PASSAGE TO READ:
- Born: 1606
- Died: 1683 (aged 76–77)
- Education: Lincoln College, Oxford
- Occupation: English puritan theologian

= Robert Crosse (theologian) =

English Puritan theologian (1606–1683)

Robert Crosse (1606–1683) was an English puritan theologian.

==Life==
He was son of William Crosse of Dunster, Somerset. He entered Lincoln College, Oxford, in 1621, obtained a fellowship in 1627, graduated in arts, and in 1637 proceeded B.D. Siding with the presbyterians on the outbreak of the First English Civil War, he was nominated in 1643 one of the Westminster Assembly, and took the Solemn League and Covenant.

In 1648, submitting to the parliamentarian visitors, he was appointed by the committee for the reformation of the University of Oxford to succeed Dr. Robert Sanderson as Regius Professor of Divinity. He declined the post, however, and soon afterwards was instituted as vicar of Chew Magna in Somerset. At the Restoration he conformed, and as there was nobody to claim his living, he retained it till his death on 12 December 1683. Anthony à Wood says he was a noted philosopher and theologian, an able preacher, and well versed in the Church Fathers and scholastic philosophers.

Collected data entries:
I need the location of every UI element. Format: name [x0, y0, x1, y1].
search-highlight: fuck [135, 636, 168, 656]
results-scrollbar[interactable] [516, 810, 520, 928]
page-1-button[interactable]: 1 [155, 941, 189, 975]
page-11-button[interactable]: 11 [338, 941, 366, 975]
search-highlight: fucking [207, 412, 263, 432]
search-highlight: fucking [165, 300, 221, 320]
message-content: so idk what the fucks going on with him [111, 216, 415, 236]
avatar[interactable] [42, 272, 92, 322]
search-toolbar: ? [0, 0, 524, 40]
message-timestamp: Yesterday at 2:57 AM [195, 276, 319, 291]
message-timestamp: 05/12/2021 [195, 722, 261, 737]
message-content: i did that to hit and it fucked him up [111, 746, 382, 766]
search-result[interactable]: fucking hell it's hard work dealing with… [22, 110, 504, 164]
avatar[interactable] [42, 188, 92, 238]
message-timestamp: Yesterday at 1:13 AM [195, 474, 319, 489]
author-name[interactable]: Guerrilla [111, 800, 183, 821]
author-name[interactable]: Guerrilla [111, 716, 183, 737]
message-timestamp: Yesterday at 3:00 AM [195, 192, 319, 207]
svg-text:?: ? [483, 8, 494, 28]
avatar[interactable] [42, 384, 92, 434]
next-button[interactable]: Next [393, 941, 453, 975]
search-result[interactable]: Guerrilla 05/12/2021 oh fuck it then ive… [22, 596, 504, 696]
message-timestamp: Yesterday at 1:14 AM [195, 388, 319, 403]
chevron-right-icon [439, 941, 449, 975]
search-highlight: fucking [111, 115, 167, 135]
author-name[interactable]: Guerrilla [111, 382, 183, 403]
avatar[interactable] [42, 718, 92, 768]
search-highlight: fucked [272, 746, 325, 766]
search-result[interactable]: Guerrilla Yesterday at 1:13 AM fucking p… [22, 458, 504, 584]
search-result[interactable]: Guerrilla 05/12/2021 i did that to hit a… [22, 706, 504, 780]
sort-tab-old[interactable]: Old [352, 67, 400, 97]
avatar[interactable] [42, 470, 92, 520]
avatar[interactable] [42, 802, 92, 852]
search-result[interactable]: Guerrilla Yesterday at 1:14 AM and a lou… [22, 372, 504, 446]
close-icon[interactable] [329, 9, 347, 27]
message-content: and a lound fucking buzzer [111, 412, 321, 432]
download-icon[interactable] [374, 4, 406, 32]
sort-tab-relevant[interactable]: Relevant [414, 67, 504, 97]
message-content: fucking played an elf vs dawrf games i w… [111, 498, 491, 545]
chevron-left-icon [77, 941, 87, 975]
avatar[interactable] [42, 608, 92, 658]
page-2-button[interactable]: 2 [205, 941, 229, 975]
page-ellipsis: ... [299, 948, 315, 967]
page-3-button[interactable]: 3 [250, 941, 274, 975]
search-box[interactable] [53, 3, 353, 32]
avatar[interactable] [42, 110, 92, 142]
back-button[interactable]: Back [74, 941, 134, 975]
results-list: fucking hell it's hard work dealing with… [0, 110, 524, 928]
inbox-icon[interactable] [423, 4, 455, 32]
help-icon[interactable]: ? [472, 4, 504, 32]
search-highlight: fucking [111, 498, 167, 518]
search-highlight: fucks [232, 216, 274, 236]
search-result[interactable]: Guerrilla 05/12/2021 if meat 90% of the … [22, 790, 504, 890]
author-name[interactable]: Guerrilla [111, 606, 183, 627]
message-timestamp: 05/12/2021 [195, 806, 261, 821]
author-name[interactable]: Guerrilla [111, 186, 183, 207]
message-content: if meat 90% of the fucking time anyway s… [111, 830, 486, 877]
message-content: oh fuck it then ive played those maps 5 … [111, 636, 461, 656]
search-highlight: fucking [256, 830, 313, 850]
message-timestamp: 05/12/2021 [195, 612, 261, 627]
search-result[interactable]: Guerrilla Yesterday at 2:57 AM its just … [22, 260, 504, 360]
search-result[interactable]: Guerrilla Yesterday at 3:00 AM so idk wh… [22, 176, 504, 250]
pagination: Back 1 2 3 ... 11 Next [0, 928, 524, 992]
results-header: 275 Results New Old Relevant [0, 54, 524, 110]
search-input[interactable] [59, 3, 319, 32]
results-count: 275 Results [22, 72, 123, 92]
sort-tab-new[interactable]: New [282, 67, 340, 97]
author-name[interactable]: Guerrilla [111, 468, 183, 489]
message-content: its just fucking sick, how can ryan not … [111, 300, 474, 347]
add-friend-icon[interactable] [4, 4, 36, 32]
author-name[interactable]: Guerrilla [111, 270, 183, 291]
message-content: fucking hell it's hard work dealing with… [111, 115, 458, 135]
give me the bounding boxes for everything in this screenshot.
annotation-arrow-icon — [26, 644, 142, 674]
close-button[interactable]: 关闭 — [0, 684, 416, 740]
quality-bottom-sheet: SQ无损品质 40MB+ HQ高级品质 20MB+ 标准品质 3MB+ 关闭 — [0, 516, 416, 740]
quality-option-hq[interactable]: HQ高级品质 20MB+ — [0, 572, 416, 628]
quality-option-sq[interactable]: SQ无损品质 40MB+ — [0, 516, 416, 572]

TASK INSTRUCTIONS:
(1) Answer these questions using the text about Robert Crosse:
(a) In what year did he enter Lincoln College, Oxford?
(b) Whom was he appointed to succeed as Regius Professor of Divinity?
(c) Of which parish was he instituted as vicar?
(2) Carry on the text about Robert Crosse from its final sentence.

YOUR RESPONSES:
(1)
(a) 1621
(b) Dr. Robert Sanderson
(c) Chew Magna in Somerset

(2)
He had a controversy with Joseph Glanvill, on the subject of Aristotelian philosophy. This became sharp when Crosse accused Glanvill, and the Royal Society of which he was a Fellow, of being "downright atheists", based on their experimental philosophy. Crosse then passed the baton to Henry Stubbe, who became a very persistent critic of the Society. A book which Crosse wrote against Glanvill was rejected by the licensers, but Glanvill, having obtained the contents of it, sent it in a letter to Dr. Nathaniel Ingelo, who had a hundred copies of it privately printed under the title of the Chew Gazette. Afterwards Crosse wrote ballads against Glanvill with the object of ridiculing him and the Royal Society.

==Works==
He was the author of Logon alogia, seu Exercitatio Theologica de Insipientia Rationis humanae, Gratia Christi destitutae, in Rebus Fidei; in 1 Cor. ii. 14, Oxford, 1655, 4to.